-- Task requirements --
Can you pull out each line of the data below that includes the word "could"?

## start Data listing

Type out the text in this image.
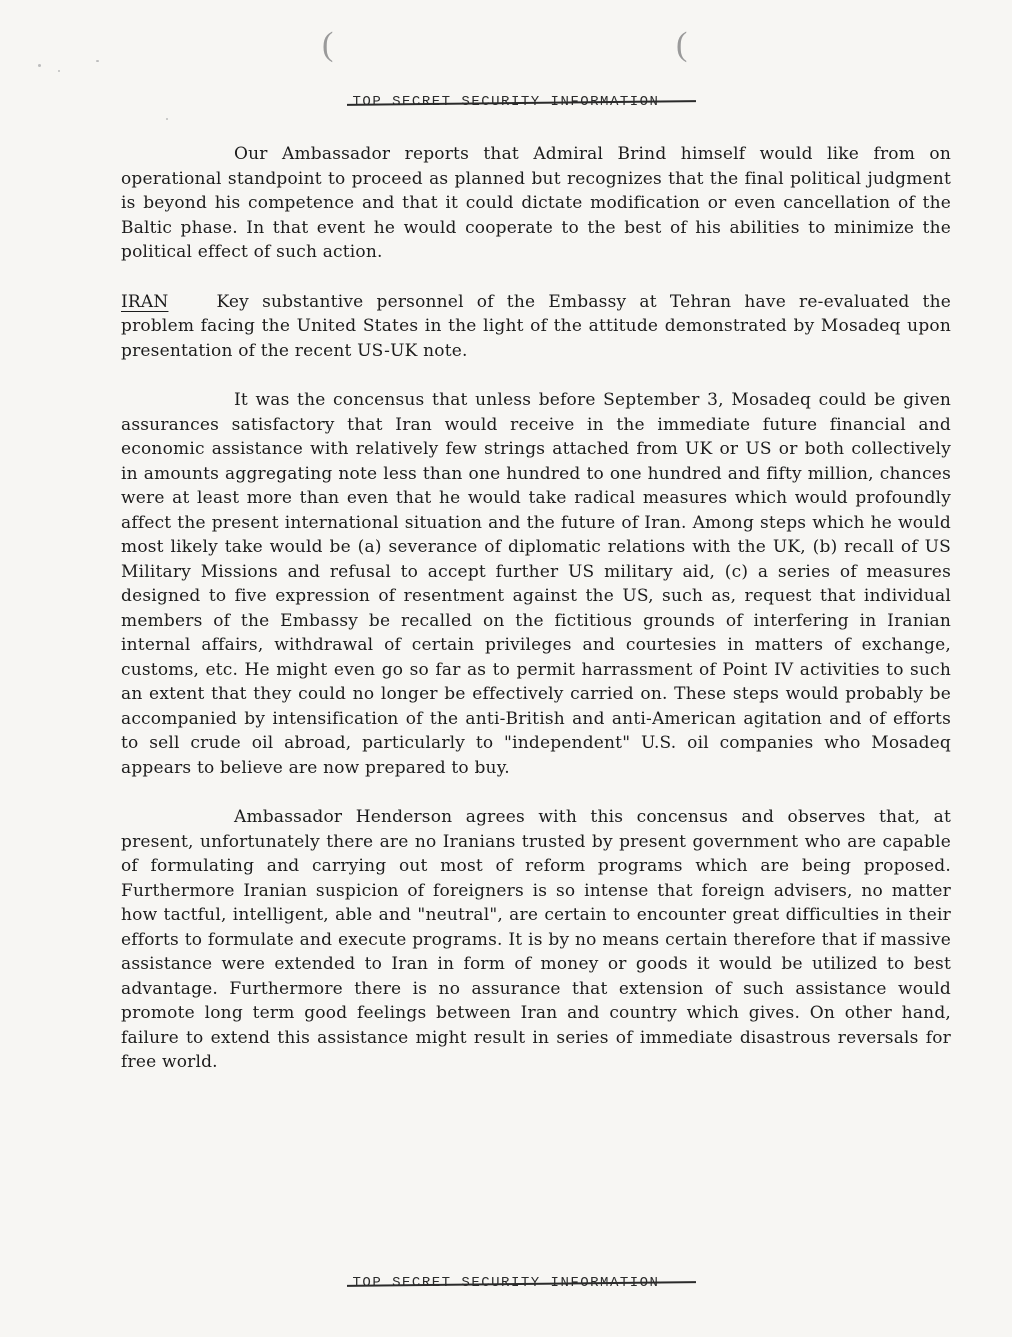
(	(
TOP SECRET SECURITY INFORMATION

Our Ambassador reports that Admiral Brind himself would like from on operational standpoint to proceed as planned but recognizes that the final political judgment is beyond his competence and that it could dictate modification or even cancellation of the Baltic phase. In that event he would cooperate to the best of his abilities to minimize the political effect of such action.

IRAN	Key substantive personnel of the Embassy at Tehran have re-evaluated the problem facing the United States in the light of the attitude demonstrated by Mosadeq upon presentation of the recent US-UK note.

It was the concensus that unless before September 3, Mosadeq could be given assurances satisfactory that Iran would receive in the immediate future financial and economic assistance with relatively few strings attached from UK or US or both collectively in amounts aggregating note less than one hundred to one hundred and fifty million, chances were at least more than even that he would take radical measures which would profoundly affect the present international situation and the future of Iran. Among steps which he would most likely take would be (a) severance of diplomatic relations with the UK, (b) recall of US Military Missions and refusal to accept further US military aid, (c) a series of measures designed to five expression of resentment against the US, such as, request that individual members of the Embassy be recalled on the fictitious grounds of interfering in Iranian internal affairs, withdrawal of certain privileges and courtesies in matters of exchange, customs, etc. He might even go so far as to permit harrassment of Point IV activities to such an extent that they could no longer be effectively carried on. These steps would probably be accompanied by intensification of the anti-British and anti-American agitation and of efforts to sell crude oil abroad, particularly to "independent" U.S. oil companies who Mosadeq appears to believe are now prepared to buy.

Ambassador Henderson agrees with this concensus and observes that, at present, unfortunately there are no Iranians trusted by present government who are capable of formulating and carrying out most of reform programs which are being proposed. Furthermore Iranian suspicion of foreigners is so intense that foreign advisers, no matter how tactful, intelligent, able and "neutral", are certain to encounter great difficulties in their efforts to formulate and execute programs. It is by no means certain therefore that if massive assistance were extended to Iran in form of money or goods it would be utilized to best advantage. Furthermore there is no assurance that extension of such assistance would promote long term good feelings between Iran and country which gives. On other hand, failure to extend this assistance might result in series of immediate disastrous reversals for free world.

TOP SECRET SECURITY INFORMATION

## end Data listing

-- Finished answer --
Our Ambassador reports that Admiral Brind himself would like from on operational standpoint to proceed as planned but recognizes that the final political judgment is beyond his competence and that it could dictate modification or even cancellation of the Baltic phase. In that event he would cooperate to the best of his abilities to minimize the political effect of such action.
It was the concensus that unless before September 3, Mosadeq could be given assurances satisfactory that Iran would receive in the immediate future financial and economic assistance with relatively few strings attached from UK or US or both collectively in amounts aggregating note less than one hundred to one hundred and fifty million, chances were at least more than even that he would take radical measures which would profoundly affect the present international situation and the future of Iran. Among steps which he would most likely take would be (a) severance of diplomatic relations with the UK, (b) recall of US Military Missions and refusal to accept further US military aid, (c) a series of measures designed to five expression of resentment against the US, such as, request that individual members of the Embassy be recalled on the fictitious grounds of interfering in Iranian internal affairs, withdrawal of certain privileges and courtesies in matters of exchange, customs, etc. He might even go so far as to permit harrassment of Point IV activities to such an extent that they could no longer be effectively carried on. These steps would probably be accompanied by intensification of the anti-British and anti-American agitation and of efforts to sell crude oil abroad, particularly to "independent" U.S. oil companies who Mosadeq appears to believe are now prepared to buy.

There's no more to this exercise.